[Goal]
Quote the records below in full, exactly as given, with the images taken out.

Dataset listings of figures
*-*-*

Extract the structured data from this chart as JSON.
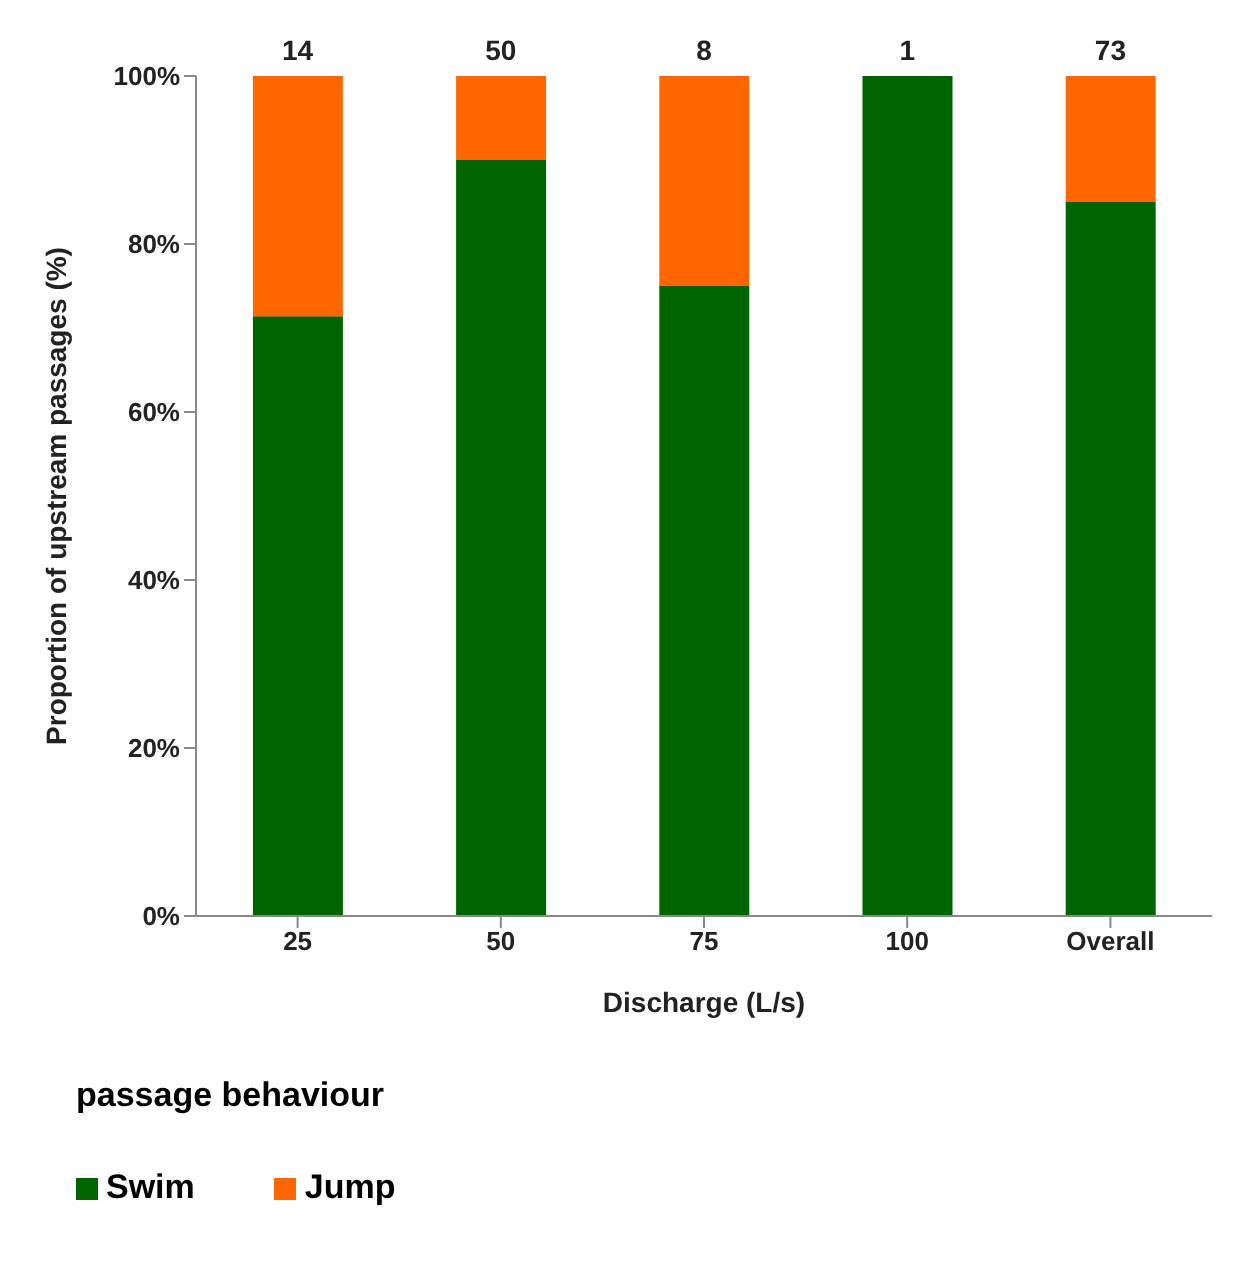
{
  "chart_data": {
    "type": "bar",
    "stacked": true,
    "xlabel": "Discharge (L/s)",
    "ylabel": "Proportion of upstream passages (%)",
    "legend_title": "passage behaviour",
    "legend": "bottom",
    "categories": [
      "25",
      "50",
      "75",
      "100",
      "Overall"
    ],
    "series": [
      {
        "name": "Swim",
        "color": "#006400",
        "values": [
          71.4,
          90,
          75,
          100,
          85
        ]
      },
      {
        "name": "Jump",
        "color": "#ff6600",
        "values": [
          28.6,
          10,
          25,
          0,
          15
        ]
      }
    ],
    "ylim": [
      0,
      100
    ],
    "yticks": [
      {
        "value": 0,
        "label": "0%"
      },
      {
        "value": 20,
        "label": "20%"
      },
      {
        "value": 40,
        "label": "40%"
      },
      {
        "value": 60,
        "label": "60%"
      },
      {
        "value": 80,
        "label": "80%"
      },
      {
        "value": 100,
        "label": "100%"
      }
    ],
    "annotations": [
      {
        "text": "14",
        "x": "25",
        "y": 100
      },
      {
        "text": "50",
        "x": "50",
        "y": 100
      },
      {
        "text": "8",
        "x": "75",
        "y": 100
      },
      {
        "text": "1",
        "x": "100",
        "y": 100
      },
      {
        "text": "73",
        "x": "Overall",
        "y": 100
      }
    ],
    "grid": false
  }
}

*-*-*

[Answer below]
Extract the structured data from this chart as JSON.
{
  "chart_data": {
    "type": "bar",
    "stacked": true,
    "xlabel": "Discharge (L/s)",
    "ylabel": "Proportion of upstream passages (%)",
    "legend_title": "passage behaviour",
    "legend": "bottom",
    "categories": [
      "25",
      "50",
      "75",
      "100",
      "Overall"
    ],
    "series": [
      {
        "name": "Swim",
        "color": "#006400",
        "values": [
          71.4,
          90,
          75,
          100,
          85
        ]
      },
      {
        "name": "Jump",
        "color": "#ff6600",
        "values": [
          28.6,
          10,
          25,
          0,
          15
        ]
      }
    ],
    "ylim": [
      0,
      100
    ],
    "yticks": [
      {
        "value": 0,
        "label": "0%"
      },
      {
        "value": 20,
        "label": "20%"
      },
      {
        "value": 40,
        "label": "40%"
      },
      {
        "value": 60,
        "label": "60%"
      },
      {
        "value": 80,
        "label": "80%"
      },
      {
        "value": 100,
        "label": "100%"
      }
    ],
    "annotations": [
      {
        "text": "14",
        "x": "25",
        "y": 100
      },
      {
        "text": "50",
        "x": "50",
        "y": 100
      },
      {
        "text": "8",
        "x": "75",
        "y": 100
      },
      {
        "text": "1",
        "x": "100",
        "y": 100
      },
      {
        "text": "73",
        "x": "Overall",
        "y": 100
      }
    ],
    "grid": false
  }
}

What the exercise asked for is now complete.